Copy out the lines that include the word "this".

## Begin

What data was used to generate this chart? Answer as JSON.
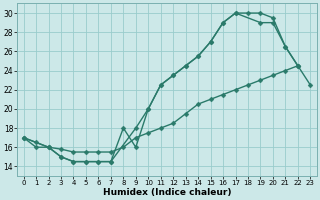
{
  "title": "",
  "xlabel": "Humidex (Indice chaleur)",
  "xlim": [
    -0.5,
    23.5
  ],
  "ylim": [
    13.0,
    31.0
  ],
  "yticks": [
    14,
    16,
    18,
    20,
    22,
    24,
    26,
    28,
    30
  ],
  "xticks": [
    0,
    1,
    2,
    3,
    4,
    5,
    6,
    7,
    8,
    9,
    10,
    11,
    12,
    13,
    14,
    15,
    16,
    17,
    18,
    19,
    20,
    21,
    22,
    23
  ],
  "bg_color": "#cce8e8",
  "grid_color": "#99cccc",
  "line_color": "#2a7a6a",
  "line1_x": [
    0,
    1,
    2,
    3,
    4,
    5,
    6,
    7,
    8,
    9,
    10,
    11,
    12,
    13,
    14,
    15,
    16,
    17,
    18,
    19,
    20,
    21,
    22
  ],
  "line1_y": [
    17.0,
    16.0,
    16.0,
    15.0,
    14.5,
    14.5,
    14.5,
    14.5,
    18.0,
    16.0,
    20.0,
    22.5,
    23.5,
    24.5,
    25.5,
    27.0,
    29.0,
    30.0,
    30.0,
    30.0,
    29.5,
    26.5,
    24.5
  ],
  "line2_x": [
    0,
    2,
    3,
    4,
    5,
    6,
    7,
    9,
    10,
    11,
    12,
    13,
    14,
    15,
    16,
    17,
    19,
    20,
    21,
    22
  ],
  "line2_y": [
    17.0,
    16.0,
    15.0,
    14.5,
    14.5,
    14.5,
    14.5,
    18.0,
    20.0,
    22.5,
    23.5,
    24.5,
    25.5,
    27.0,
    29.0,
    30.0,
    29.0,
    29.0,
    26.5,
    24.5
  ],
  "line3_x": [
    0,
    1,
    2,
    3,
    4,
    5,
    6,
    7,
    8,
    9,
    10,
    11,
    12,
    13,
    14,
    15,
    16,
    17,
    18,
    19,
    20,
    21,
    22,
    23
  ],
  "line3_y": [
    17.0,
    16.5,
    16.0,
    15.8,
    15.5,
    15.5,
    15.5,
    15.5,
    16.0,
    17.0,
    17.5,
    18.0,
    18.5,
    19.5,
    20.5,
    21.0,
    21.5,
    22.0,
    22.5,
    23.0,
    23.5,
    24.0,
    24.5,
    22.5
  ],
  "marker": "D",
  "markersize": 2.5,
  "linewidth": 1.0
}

## End
## Begin

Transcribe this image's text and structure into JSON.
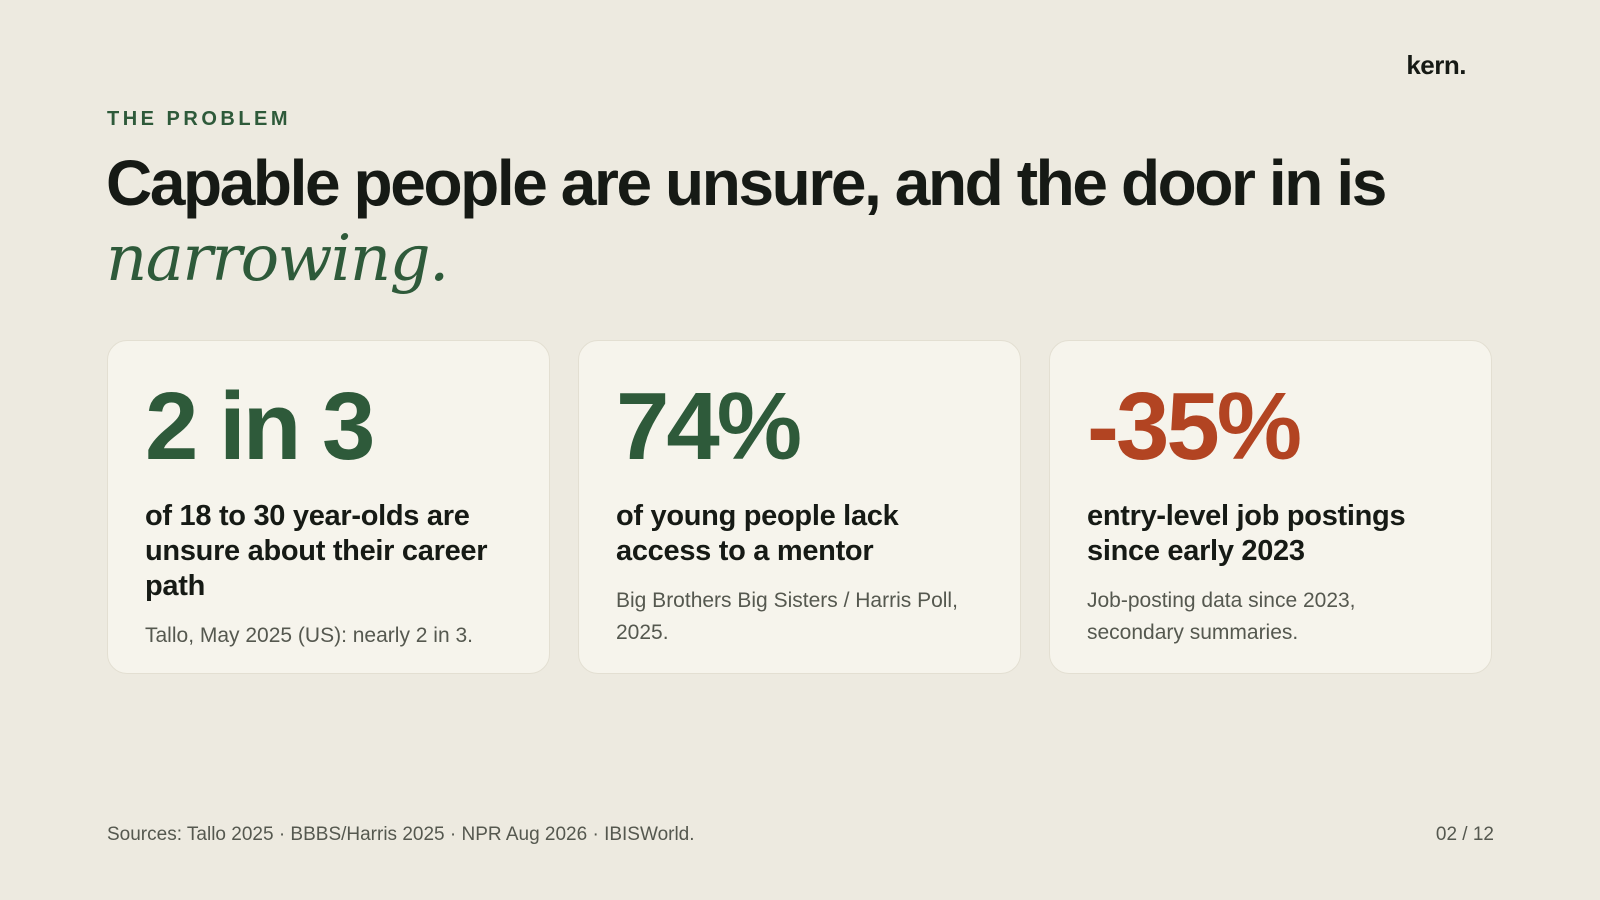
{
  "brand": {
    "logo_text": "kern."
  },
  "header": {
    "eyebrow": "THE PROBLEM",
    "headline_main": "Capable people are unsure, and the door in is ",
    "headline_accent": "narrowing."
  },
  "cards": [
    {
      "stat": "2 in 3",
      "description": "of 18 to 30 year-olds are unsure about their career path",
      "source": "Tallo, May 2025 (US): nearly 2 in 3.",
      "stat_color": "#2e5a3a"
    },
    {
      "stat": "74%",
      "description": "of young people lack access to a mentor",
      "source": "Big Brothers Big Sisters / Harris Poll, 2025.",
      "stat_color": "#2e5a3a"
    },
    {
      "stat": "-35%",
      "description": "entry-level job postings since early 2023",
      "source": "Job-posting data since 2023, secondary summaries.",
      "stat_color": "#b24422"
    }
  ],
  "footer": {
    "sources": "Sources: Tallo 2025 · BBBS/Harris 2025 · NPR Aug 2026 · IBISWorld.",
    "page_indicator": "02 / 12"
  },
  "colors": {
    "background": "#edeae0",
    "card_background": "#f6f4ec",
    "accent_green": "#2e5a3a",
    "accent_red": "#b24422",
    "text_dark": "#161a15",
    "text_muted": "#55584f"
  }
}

## End

> [TASK RESPONSE]:
What data was used to generate this chart? Answer as JSON.
Transcribe this image's text and structure into JSON.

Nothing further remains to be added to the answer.